+++ Supplied entries +++

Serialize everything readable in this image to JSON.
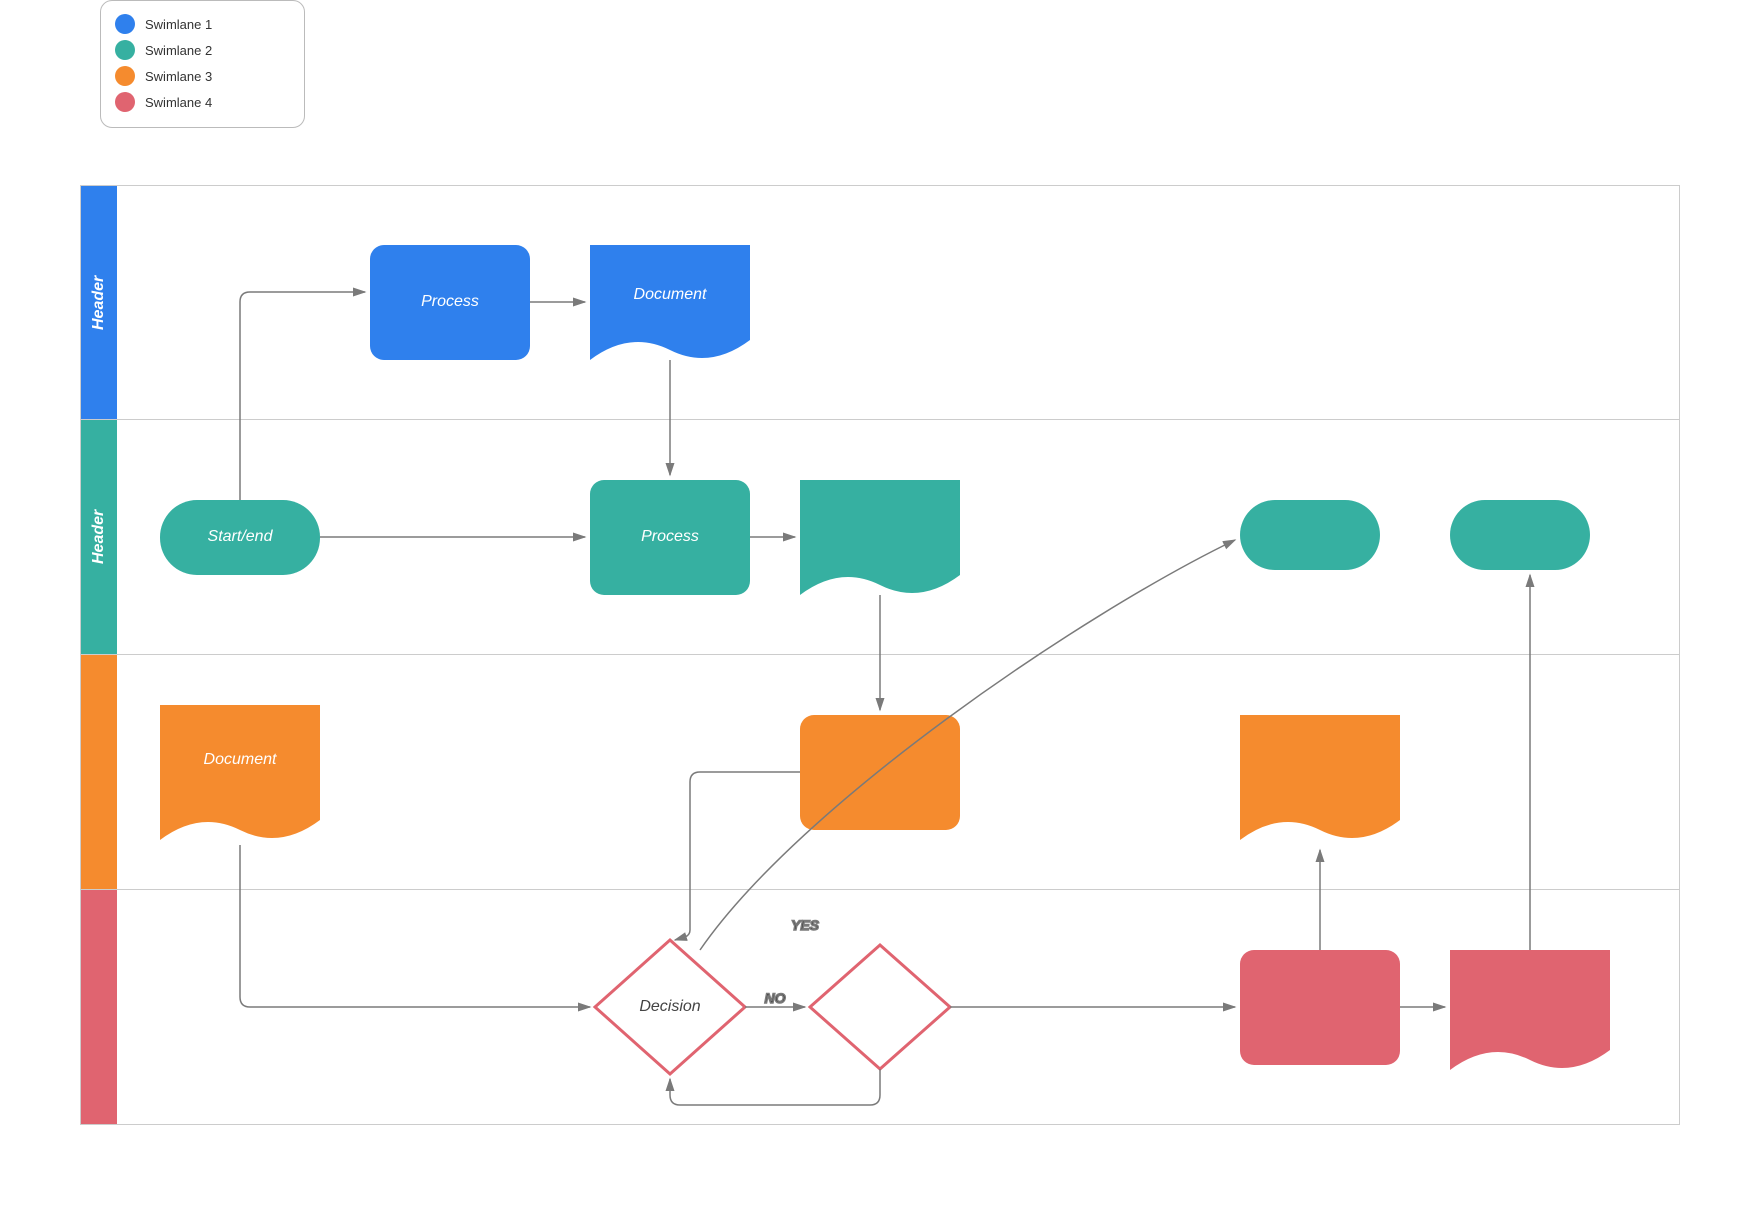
{
  "legend": {
    "items": [
      {
        "label": "Swimlane 1",
        "color": "#2F80ED"
      },
      {
        "label": "Swimlane 2",
        "color": "#36B0A1"
      },
      {
        "label": "Swimlane 3",
        "color": "#F58B2E"
      },
      {
        "label": "Swimlane 4",
        "color": "#E06470"
      }
    ]
  },
  "lanes": [
    {
      "header": "Header",
      "color": "#2F80ED"
    },
    {
      "header": "Header",
      "color": "#36B0A1"
    },
    {
      "header": "",
      "color": "#F58B2E"
    },
    {
      "header": "",
      "color": "#E06470"
    }
  ],
  "nodes": {
    "process_blue": "Process",
    "document_blue": "Document",
    "startend_teal": "Start/end",
    "process_teal": "Process",
    "document_orange": "Document",
    "decision1": "Decision"
  },
  "edges": {
    "yes": "YES",
    "no": "NO"
  },
  "colors": {
    "blue": "#2F80ED",
    "teal": "#36B0A1",
    "orange": "#F58B2E",
    "red": "#E06470",
    "line": "#7a7a7a"
  }
}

+++

Aim of the task: Quote every line word for word and keep the images out of the copy.

Finished answer:
Serialize everything readable in this image to JSON.
{
  "legend": {
    "items": [
      {
        "label": "Swimlane 1",
        "color": "#2F80ED"
      },
      {
        "label": "Swimlane 2",
        "color": "#36B0A1"
      },
      {
        "label": "Swimlane 3",
        "color": "#F58B2E"
      },
      {
        "label": "Swimlane 4",
        "color": "#E06470"
      }
    ]
  },
  "lanes": [
    {
      "header": "Header",
      "color": "#2F80ED"
    },
    {
      "header": "Header",
      "color": "#36B0A1"
    },
    {
      "header": "",
      "color": "#F58B2E"
    },
    {
      "header": "",
      "color": "#E06470"
    }
  ],
  "nodes": {
    "process_blue": "Process",
    "document_blue": "Document",
    "startend_teal": "Start/end",
    "process_teal": "Process",
    "document_orange": "Document",
    "decision1": "Decision"
  },
  "edges": {
    "yes": "YES",
    "no": "NO"
  },
  "colors": {
    "blue": "#2F80ED",
    "teal": "#36B0A1",
    "orange": "#F58B2E",
    "red": "#E06470",
    "line": "#7a7a7a"
  }
}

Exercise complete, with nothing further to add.